■ **原文节选**:
****************

那时我们要搬家,我就把我出的第一本书,发表的杂志样刊,还有一堆获奖证书,摆在地上,拍了个照,把它们当废品卖掉了。
我想我最后再写一篇当作告别,写完就真正放弃写作,《深圳搬家记》发在杂志上。过了没哦多久,一个出版社的编辑来联系我,说他是陈年喜的朋友,想给我出一本集子。好像有人在推着我走,我就又继续写了。
90 年代,打工潮兴起。我以前看电视剧《外来妹》,对打工生活一点都不向往。刚出来那天,去汽车站,看到一位母亲拉着儿子的手,哭成了泪人。我一直有“打工恐惧症”,一见到工厂就害怕,一走进车间,双腿发软,身上像压了千斤巨石。
制衣厂是计时的,就必须一天到晚拼命地做,查货的时候,有断线之类的问题,就会被管理人员骂。枯燥,长时间加班,又要看脸色做事,最重要的是,我没办法证明自己的价值。1996 年我第一个月的工资是 500 块,比深圳市平均工资的一半多一点,每天郁郁寡欢,别人以为我很古怪。
因为年龄不到,我借用了表姐的身份和名字,怕被发现,总是过得提心吊胆。宿舍不许吃夜宵,下了班饿得头晕眼花,我就会去买 4 块钱一份的茄子快餐,有时候就被门卫抓住,一次扣 250 块钱。
比起改变命运,写作其实是我少女时期唯一的快乐。就是排解内心的苦闷,因为不写点什么的话,我不知道要干什么,我不知道靠什么支撑活下去。
在工厂里住 12 人间的宿舍,睡在上铺,写作时背靠着墙,把稿纸放在膝盖上。到了晚上,我在被窝里打着手电写作。宿舍熄灯了,就去没人的冲凉房写。

****************

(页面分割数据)
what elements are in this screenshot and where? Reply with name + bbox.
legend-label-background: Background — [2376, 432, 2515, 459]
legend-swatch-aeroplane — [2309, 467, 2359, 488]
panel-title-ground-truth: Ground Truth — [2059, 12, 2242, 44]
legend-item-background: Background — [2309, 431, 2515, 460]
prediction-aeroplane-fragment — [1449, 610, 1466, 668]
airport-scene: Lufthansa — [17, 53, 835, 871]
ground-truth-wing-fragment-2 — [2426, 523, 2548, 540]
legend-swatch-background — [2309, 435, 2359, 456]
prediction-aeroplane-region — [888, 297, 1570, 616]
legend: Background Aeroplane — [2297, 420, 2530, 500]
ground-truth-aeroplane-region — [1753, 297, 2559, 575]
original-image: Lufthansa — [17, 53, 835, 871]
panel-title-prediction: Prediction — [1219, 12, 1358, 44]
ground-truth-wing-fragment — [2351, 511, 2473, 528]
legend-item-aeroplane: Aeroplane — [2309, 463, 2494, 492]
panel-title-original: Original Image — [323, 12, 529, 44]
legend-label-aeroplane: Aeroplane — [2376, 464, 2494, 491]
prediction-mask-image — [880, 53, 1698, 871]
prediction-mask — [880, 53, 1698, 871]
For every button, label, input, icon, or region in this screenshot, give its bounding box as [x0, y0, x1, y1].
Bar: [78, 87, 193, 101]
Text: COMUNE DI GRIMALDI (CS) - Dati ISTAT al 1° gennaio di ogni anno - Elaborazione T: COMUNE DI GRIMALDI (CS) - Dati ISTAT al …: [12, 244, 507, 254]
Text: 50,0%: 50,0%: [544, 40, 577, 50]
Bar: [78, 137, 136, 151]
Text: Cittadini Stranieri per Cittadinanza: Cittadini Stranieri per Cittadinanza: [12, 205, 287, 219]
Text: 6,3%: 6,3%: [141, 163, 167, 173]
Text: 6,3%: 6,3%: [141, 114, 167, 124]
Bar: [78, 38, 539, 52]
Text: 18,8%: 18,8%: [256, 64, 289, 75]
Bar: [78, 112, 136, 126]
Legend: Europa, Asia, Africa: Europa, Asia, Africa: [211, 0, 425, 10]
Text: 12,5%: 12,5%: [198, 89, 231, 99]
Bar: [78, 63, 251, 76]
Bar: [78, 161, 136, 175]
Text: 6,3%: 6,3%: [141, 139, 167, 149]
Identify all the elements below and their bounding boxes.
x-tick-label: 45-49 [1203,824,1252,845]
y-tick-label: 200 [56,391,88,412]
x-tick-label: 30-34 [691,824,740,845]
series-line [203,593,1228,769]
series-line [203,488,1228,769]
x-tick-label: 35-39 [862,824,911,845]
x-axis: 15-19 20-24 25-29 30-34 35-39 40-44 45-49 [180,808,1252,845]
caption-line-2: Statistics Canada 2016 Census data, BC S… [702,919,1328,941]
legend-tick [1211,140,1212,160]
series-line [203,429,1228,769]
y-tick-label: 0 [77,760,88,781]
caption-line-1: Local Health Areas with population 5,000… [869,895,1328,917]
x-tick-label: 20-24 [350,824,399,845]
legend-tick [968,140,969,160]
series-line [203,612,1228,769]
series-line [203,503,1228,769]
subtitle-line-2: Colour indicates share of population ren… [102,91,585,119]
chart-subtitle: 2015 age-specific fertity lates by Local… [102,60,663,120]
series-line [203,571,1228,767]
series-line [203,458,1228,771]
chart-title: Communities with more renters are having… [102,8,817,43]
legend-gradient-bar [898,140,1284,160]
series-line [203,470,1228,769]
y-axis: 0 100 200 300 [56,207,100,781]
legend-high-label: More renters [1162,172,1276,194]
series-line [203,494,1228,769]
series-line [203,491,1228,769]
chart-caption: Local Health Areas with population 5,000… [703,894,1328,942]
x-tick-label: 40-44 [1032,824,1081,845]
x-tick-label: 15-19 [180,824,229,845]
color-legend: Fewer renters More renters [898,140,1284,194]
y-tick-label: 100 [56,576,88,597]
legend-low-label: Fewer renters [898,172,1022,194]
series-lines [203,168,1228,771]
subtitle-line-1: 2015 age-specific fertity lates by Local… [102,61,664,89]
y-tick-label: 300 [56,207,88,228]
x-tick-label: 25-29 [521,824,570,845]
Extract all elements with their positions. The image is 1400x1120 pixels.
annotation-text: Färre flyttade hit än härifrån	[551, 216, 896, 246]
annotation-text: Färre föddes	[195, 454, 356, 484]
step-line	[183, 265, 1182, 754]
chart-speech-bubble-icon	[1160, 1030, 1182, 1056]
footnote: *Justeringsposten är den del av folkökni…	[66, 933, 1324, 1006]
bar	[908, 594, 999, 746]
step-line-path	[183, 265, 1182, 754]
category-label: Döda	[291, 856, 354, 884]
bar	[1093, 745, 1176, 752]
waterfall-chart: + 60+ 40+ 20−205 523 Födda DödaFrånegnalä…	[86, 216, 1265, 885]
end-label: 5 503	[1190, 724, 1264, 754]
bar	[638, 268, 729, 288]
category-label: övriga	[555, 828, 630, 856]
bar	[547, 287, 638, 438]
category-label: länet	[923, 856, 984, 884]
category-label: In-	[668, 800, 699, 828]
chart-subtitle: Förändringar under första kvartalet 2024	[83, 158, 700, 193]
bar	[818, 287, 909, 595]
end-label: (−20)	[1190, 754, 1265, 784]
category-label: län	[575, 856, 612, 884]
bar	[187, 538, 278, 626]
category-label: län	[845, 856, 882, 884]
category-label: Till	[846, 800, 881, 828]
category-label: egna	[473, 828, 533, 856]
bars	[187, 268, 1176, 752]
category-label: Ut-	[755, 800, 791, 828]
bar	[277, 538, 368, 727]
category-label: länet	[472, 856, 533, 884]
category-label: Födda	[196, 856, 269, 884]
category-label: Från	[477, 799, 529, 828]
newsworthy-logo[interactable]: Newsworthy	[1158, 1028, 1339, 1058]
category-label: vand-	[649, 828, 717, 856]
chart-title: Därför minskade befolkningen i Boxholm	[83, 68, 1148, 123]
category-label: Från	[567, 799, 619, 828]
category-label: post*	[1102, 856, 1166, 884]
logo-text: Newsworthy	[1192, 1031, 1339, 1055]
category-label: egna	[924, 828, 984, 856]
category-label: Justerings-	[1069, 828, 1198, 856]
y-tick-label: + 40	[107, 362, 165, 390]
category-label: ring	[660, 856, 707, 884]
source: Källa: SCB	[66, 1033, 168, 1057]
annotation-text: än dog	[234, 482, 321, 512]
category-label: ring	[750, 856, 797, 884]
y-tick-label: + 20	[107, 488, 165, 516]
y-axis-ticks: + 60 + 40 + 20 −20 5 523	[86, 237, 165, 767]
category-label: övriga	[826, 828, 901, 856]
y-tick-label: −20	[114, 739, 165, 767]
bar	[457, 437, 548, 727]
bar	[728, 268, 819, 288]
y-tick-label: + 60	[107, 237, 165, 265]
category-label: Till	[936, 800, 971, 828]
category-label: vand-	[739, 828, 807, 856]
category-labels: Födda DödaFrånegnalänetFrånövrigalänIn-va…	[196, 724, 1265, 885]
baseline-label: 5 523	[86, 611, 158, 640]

****************

■ **任务列表**:
A. 请把讲述打工与写作经历的原文节选中的这句话译成英语:"在工厂里住 12 人间的宿舍,睡在上铺,写作时背靠着墙,把稿纸放在膝盖上。"
B. 请接着原文节选最后一句往下写,延续这段讲述工厂打工与写作经历的文字。

■ **参考答案**:
A. At the factory I lived in a twelve-person dormitory and slept on the top bunk; when I wrote, I leaned my back against the wall and rested the manuscript paper on my knees.

B.
到了 2000 年,我 18 岁,拿到了自己的身份证,没有人叫我的乳名,没有人叫我借来的名字,我做回了邬霞,辞了职。
但也是在那一年,我在厂门外见到了妹妹。我一边哭一边问她为什么要出来?我不想让她打工,她是我唯一的希望,结果她还是踏上了和我一样的人生。
我后来在几个工厂间换来换去,每一份工都做不久,找不到出路。去电子制品厂,一开始是剪防水圈,虎口处每天都一团红肿,肩膀生疼。然后去收音机外壳的流水线,把贴好保护膜的外壳装进胶箱,一排放 5 个,4 排放 20 个,要牢牢记住,不能错。超声波对人体有害,但我们用了一会耳塞也不戴了。
再后来,我去工厂做仓管,每天 10 - 20 块,加班 1 小时 3.5 块钱。仓管大致是收发工具、轻点数量,加班还要剪线,没有我想象中的清闲。入库的时候要忙好几天,老板还会在门口观察我的一举一动。我只好用一个本子盖住稿纸,偷偷写几句。下班后,我坐在爸爸给我买的小红凳上,借着宿舍唯一的一根灯管看书写东西。
我写过一首诗叫《我不是没有看到过死亡》。有一次我爬到房顶上,想跳下去。是我妈妈把我拉回来了。我每次想去楼顶一个人待着,妈妈都会跟着我。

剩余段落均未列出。